*** Records supplied ***

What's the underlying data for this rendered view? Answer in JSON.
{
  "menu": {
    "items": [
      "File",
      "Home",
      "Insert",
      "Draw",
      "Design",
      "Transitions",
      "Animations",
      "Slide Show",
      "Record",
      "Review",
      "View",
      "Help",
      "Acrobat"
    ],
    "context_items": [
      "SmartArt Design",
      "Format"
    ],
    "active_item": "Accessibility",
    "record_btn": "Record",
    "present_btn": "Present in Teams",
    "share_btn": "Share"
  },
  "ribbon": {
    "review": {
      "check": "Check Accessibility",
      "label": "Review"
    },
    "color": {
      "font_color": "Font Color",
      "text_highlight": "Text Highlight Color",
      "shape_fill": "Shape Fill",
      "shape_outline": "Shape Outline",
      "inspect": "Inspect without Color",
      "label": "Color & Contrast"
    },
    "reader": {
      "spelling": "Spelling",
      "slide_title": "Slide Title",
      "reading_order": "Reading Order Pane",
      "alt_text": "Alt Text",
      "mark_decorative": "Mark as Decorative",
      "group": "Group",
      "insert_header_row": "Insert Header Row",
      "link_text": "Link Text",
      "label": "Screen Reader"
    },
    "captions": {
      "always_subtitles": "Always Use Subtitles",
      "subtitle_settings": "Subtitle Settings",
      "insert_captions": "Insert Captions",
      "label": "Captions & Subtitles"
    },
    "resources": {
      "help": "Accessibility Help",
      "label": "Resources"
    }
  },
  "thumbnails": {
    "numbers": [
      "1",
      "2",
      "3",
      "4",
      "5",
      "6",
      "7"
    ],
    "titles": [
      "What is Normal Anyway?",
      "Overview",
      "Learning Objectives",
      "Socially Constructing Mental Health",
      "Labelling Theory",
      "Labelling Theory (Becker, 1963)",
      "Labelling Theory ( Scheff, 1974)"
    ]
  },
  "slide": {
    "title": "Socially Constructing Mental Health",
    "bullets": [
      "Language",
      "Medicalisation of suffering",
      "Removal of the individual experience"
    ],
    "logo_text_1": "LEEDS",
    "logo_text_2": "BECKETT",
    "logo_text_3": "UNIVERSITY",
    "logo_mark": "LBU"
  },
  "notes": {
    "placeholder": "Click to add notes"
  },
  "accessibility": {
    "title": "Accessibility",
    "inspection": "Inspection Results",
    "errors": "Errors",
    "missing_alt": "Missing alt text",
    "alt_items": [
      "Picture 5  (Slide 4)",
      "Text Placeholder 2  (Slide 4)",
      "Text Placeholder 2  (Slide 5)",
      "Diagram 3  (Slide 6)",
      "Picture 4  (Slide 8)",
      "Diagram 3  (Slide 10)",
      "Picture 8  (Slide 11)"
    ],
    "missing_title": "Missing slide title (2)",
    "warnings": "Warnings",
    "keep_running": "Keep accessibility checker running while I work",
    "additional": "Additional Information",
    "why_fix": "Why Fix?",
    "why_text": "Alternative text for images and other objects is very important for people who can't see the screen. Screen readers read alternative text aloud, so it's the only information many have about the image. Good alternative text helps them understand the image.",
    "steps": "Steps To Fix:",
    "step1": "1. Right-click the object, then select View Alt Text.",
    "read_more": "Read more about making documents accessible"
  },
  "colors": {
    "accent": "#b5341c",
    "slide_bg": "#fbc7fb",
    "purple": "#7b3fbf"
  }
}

***
*** Records supplied ***

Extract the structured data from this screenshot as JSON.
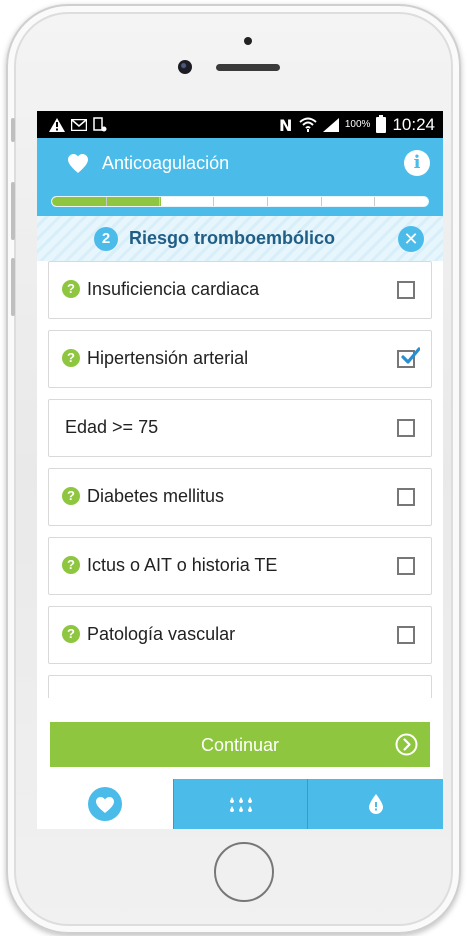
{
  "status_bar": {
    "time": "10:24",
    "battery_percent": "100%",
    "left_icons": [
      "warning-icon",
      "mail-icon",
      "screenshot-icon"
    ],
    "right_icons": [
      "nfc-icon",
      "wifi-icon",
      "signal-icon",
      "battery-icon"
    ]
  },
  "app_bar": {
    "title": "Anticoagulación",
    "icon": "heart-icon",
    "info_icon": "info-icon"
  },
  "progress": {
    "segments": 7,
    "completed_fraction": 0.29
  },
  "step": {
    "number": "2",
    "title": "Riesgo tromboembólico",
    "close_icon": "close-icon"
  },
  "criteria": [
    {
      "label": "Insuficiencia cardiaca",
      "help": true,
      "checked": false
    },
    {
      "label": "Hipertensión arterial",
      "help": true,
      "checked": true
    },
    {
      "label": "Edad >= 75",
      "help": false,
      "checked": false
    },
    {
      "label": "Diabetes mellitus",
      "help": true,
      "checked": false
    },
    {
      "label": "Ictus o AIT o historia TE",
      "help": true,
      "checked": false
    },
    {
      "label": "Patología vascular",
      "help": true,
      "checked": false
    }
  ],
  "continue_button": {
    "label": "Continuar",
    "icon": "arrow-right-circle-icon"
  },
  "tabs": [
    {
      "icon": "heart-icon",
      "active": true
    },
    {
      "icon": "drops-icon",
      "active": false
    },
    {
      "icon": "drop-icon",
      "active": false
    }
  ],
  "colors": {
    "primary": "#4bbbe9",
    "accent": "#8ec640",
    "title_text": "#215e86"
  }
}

***

**The task**
Which lines include "Theory"? Copy each of them out.

**Result for this task**
      "Labelling Theory",
      "Labelling Theory (Becker, 1963)",
      "Labelling Theory ( Scheff, 1974)"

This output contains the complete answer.